---------- Source data ----------

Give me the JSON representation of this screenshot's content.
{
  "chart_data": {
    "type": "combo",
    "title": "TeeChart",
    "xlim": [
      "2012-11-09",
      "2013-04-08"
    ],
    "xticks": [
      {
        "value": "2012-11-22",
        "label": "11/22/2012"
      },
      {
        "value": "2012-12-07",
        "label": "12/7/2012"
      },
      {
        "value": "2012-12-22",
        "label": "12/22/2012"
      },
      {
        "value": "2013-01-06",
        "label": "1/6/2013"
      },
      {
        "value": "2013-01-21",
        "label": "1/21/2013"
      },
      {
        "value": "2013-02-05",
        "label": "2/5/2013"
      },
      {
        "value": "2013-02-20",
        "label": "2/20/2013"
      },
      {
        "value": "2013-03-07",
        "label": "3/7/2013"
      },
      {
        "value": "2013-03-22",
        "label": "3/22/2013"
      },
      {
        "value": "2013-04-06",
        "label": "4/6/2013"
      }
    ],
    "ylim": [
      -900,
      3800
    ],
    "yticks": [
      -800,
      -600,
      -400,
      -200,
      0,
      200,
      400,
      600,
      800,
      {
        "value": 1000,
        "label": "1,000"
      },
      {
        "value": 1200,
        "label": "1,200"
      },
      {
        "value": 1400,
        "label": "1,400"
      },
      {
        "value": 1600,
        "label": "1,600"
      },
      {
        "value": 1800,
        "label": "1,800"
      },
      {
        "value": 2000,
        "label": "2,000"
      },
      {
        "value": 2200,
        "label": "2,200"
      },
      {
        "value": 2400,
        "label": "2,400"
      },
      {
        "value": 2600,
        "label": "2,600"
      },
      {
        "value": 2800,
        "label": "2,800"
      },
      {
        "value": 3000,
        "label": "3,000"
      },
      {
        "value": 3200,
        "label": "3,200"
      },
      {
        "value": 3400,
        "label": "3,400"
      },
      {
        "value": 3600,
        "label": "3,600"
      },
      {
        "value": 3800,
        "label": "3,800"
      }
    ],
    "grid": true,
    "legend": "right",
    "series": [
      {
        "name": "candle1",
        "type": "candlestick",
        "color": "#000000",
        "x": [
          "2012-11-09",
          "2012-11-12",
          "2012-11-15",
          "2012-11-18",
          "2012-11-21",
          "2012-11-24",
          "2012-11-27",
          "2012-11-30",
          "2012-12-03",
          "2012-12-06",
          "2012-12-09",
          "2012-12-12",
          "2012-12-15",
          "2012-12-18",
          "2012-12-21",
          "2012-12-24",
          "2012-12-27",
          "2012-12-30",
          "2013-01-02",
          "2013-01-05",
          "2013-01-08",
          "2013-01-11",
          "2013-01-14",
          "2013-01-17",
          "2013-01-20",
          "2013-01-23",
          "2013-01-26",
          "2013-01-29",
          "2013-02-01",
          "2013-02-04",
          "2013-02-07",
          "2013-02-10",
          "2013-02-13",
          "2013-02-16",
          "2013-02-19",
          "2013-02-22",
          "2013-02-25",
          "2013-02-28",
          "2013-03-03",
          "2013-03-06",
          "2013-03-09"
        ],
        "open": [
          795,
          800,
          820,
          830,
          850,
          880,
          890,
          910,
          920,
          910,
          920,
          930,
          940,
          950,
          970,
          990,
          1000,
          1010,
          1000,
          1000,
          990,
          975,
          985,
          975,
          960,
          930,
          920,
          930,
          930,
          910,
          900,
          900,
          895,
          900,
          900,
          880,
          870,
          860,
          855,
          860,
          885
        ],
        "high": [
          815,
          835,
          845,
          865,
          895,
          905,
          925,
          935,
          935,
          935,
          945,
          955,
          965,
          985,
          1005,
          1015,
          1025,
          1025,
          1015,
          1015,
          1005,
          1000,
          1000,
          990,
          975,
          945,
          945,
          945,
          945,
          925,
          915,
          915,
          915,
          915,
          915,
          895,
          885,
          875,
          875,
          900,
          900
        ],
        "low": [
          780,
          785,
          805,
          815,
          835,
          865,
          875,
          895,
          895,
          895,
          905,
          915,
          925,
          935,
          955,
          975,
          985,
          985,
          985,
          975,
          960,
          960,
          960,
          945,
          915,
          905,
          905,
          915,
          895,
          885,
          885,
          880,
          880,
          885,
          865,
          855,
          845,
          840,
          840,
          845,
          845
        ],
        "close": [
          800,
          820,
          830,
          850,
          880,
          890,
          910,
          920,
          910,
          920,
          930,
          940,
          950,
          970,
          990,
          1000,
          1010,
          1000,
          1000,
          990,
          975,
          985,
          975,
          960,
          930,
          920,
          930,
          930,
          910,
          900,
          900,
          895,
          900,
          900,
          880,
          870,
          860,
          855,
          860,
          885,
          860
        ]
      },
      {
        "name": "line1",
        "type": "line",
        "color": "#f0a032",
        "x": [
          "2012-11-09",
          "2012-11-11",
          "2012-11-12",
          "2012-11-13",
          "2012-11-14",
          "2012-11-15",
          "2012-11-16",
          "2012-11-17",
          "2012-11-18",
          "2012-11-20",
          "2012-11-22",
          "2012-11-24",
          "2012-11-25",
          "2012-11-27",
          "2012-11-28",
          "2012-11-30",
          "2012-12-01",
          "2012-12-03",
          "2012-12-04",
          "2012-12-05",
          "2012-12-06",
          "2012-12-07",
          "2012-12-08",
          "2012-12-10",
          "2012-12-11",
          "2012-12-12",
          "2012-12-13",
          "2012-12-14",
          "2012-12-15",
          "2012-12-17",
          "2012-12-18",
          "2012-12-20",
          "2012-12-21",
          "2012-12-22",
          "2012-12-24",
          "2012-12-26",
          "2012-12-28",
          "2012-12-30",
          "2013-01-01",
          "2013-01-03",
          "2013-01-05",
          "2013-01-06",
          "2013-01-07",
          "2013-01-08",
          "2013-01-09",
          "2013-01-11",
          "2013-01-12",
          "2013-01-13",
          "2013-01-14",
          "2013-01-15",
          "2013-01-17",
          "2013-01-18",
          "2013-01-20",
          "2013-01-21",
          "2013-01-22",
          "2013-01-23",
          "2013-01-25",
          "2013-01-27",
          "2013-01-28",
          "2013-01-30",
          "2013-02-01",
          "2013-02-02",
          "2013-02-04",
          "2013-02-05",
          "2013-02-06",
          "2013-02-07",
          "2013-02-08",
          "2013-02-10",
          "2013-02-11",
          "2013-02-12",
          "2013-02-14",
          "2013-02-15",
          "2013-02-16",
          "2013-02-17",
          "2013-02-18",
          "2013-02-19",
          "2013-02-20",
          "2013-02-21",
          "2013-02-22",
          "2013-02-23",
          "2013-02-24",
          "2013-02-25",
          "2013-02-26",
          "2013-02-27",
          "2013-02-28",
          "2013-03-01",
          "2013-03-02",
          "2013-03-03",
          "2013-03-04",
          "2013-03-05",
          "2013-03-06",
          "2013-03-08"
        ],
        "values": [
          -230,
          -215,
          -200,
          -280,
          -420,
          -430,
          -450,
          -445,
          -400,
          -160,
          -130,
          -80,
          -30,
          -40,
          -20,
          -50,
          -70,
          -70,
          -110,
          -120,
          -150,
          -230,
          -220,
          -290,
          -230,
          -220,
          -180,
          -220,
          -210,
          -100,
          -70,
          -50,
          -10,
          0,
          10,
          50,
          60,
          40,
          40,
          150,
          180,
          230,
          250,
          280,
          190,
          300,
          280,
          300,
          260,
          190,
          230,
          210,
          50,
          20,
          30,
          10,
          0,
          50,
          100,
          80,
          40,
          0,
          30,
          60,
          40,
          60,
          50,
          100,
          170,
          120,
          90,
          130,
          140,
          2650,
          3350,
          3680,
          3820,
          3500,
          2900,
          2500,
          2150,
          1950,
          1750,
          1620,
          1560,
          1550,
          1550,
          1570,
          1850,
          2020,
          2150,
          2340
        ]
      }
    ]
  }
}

----------

◆ **Your task**:
From the records above, extract every entry verbatim.

◆ **Solution below**:
Give me the JSON representation of this screenshot's content.
{
  "chart_data": {
    "type": "combo",
    "title": "TeeChart",
    "xlim": [
      "2012-11-09",
      "2013-04-08"
    ],
    "xticks": [
      {
        "value": "2012-11-22",
        "label": "11/22/2012"
      },
      {
        "value": "2012-12-07",
        "label": "12/7/2012"
      },
      {
        "value": "2012-12-22",
        "label": "12/22/2012"
      },
      {
        "value": "2013-01-06",
        "label": "1/6/2013"
      },
      {
        "value": "2013-01-21",
        "label": "1/21/2013"
      },
      {
        "value": "2013-02-05",
        "label": "2/5/2013"
      },
      {
        "value": "2013-02-20",
        "label": "2/20/2013"
      },
      {
        "value": "2013-03-07",
        "label": "3/7/2013"
      },
      {
        "value": "2013-03-22",
        "label": "3/22/2013"
      },
      {
        "value": "2013-04-06",
        "label": "4/6/2013"
      }
    ],
    "ylim": [
      -900,
      3800
    ],
    "yticks": [
      -800,
      -600,
      -400,
      -200,
      0,
      200,
      400,
      600,
      800,
      {
        "value": 1000,
        "label": "1,000"
      },
      {
        "value": 1200,
        "label": "1,200"
      },
      {
        "value": 1400,
        "label": "1,400"
      },
      {
        "value": 1600,
        "label": "1,600"
      },
      {
        "value": 1800,
        "label": "1,800"
      },
      {
        "value": 2000,
        "label": "2,000"
      },
      {
        "value": 2200,
        "label": "2,200"
      },
      {
        "value": 2400,
        "label": "2,400"
      },
      {
        "value": 2600,
        "label": "2,600"
      },
      {
        "value": 2800,
        "label": "2,800"
      },
      {
        "value": 3000,
        "label": "3,000"
      },
      {
        "value": 3200,
        "label": "3,200"
      },
      {
        "value": 3400,
        "label": "3,400"
      },
      {
        "value": 3600,
        "label": "3,600"
      },
      {
        "value": 3800,
        "label": "3,800"
      }
    ],
    "grid": true,
    "legend": "right",
    "series": [
      {
        "name": "candle1",
        "type": "candlestick",
        "color": "#000000",
        "x": [
          "2012-11-09",
          "2012-11-12",
          "2012-11-15",
          "2012-11-18",
          "2012-11-21",
          "2012-11-24",
          "2012-11-27",
          "2012-11-30",
          "2012-12-03",
          "2012-12-06",
          "2012-12-09",
          "2012-12-12",
          "2012-12-15",
          "2012-12-18",
          "2012-12-21",
          "2012-12-24",
          "2012-12-27",
          "2012-12-30",
          "2013-01-02",
          "2013-01-05",
          "2013-01-08",
          "2013-01-11",
          "2013-01-14",
          "2013-01-17",
          "2013-01-20",
          "2013-01-23",
          "2013-01-26",
          "2013-01-29",
          "2013-02-01",
          "2013-02-04",
          "2013-02-07",
          "2013-02-10",
          "2013-02-13",
          "2013-02-16",
          "2013-02-19",
          "2013-02-22",
          "2013-02-25",
          "2013-02-28",
          "2013-03-03",
          "2013-03-06",
          "2013-03-09"
        ],
        "open": [
          795,
          800,
          820,
          830,
          850,
          880,
          890,
          910,
          920,
          910,
          920,
          930,
          940,
          950,
          970,
          990,
          1000,
          1010,
          1000,
          1000,
          990,
          975,
          985,
          975,
          960,
          930,
          920,
          930,
          930,
          910,
          900,
          900,
          895,
          900,
          900,
          880,
          870,
          860,
          855,
          860,
          885
        ],
        "high": [
          815,
          835,
          845,
          865,
          895,
          905,
          925,
          935,
          935,
          935,
          945,
          955,
          965,
          985,
          1005,
          1015,
          1025,
          1025,
          1015,
          1015,
          1005,
          1000,
          1000,
          990,
          975,
          945,
          945,
          945,
          945,
          925,
          915,
          915,
          915,
          915,
          915,
          895,
          885,
          875,
          875,
          900,
          900
        ],
        "low": [
          780,
          785,
          805,
          815,
          835,
          865,
          875,
          895,
          895,
          895,
          905,
          915,
          925,
          935,
          955,
          975,
          985,
          985,
          985,
          975,
          960,
          960,
          960,
          945,
          915,
          905,
          905,
          915,
          895,
          885,
          885,
          880,
          880,
          885,
          865,
          855,
          845,
          840,
          840,
          845,
          845
        ],
        "close": [
          800,
          820,
          830,
          850,
          880,
          890,
          910,
          920,
          910,
          920,
          930,
          940,
          950,
          970,
          990,
          1000,
          1010,
          1000,
          1000,
          990,
          975,
          985,
          975,
          960,
          930,
          920,
          930,
          930,
          910,
          900,
          900,
          895,
          900,
          900,
          880,
          870,
          860,
          855,
          860,
          885,
          860
        ]
      },
      {
        "name": "line1",
        "type": "line",
        "color": "#f0a032",
        "x": [
          "2012-11-09",
          "2012-11-11",
          "2012-11-12",
          "2012-11-13",
          "2012-11-14",
          "2012-11-15",
          "2012-11-16",
          "2012-11-17",
          "2012-11-18",
          "2012-11-20",
          "2012-11-22",
          "2012-11-24",
          "2012-11-25",
          "2012-11-27",
          "2012-11-28",
          "2012-11-30",
          "2012-12-01",
          "2012-12-03",
          "2012-12-04",
          "2012-12-05",
          "2012-12-06",
          "2012-12-07",
          "2012-12-08",
          "2012-12-10",
          "2012-12-11",
          "2012-12-12",
          "2012-12-13",
          "2012-12-14",
          "2012-12-15",
          "2012-12-17",
          "2012-12-18",
          "2012-12-20",
          "2012-12-21",
          "2012-12-22",
          "2012-12-24",
          "2012-12-26",
          "2012-12-28",
          "2012-12-30",
          "2013-01-01",
          "2013-01-03",
          "2013-01-05",
          "2013-01-06",
          "2013-01-07",
          "2013-01-08",
          "2013-01-09",
          "2013-01-11",
          "2013-01-12",
          "2013-01-13",
          "2013-01-14",
          "2013-01-15",
          "2013-01-17",
          "2013-01-18",
          "2013-01-20",
          "2013-01-21",
          "2013-01-22",
          "2013-01-23",
          "2013-01-25",
          "2013-01-27",
          "2013-01-28",
          "2013-01-30",
          "2013-02-01",
          "2013-02-02",
          "2013-02-04",
          "2013-02-05",
          "2013-02-06",
          "2013-02-07",
          "2013-02-08",
          "2013-02-10",
          "2013-02-11",
          "2013-02-12",
          "2013-02-14",
          "2013-02-15",
          "2013-02-16",
          "2013-02-17",
          "2013-02-18",
          "2013-02-19",
          "2013-02-20",
          "2013-02-21",
          "2013-02-22",
          "2013-02-23",
          "2013-02-24",
          "2013-02-25",
          "2013-02-26",
          "2013-02-27",
          "2013-02-28",
          "2013-03-01",
          "2013-03-02",
          "2013-03-03",
          "2013-03-04",
          "2013-03-05",
          "2013-03-06",
          "2013-03-08"
        ],
        "values": [
          -230,
          -215,
          -200,
          -280,
          -420,
          -430,
          -450,
          -445,
          -400,
          -160,
          -130,
          -80,
          -30,
          -40,
          -20,
          -50,
          -70,
          -70,
          -110,
          -120,
          -150,
          -230,
          -220,
          -290,
          -230,
          -220,
          -180,
          -220,
          -210,
          -100,
          -70,
          -50,
          -10,
          0,
          10,
          50,
          60,
          40,
          40,
          150,
          180,
          230,
          250,
          280,
          190,
          300,
          280,
          300,
          260,
          190,
          230,
          210,
          50,
          20,
          30,
          10,
          0,
          50,
          100,
          80,
          40,
          0,
          30,
          60,
          40,
          60,
          50,
          100,
          170,
          120,
          90,
          130,
          140,
          2650,
          3350,
          3680,
          3820,
          3500,
          2900,
          2500,
          2150,
          1950,
          1750,
          1620,
          1560,
          1550,
          1550,
          1570,
          1850,
          2020,
          2150,
          2340
        ]
      }
    ]
  }
}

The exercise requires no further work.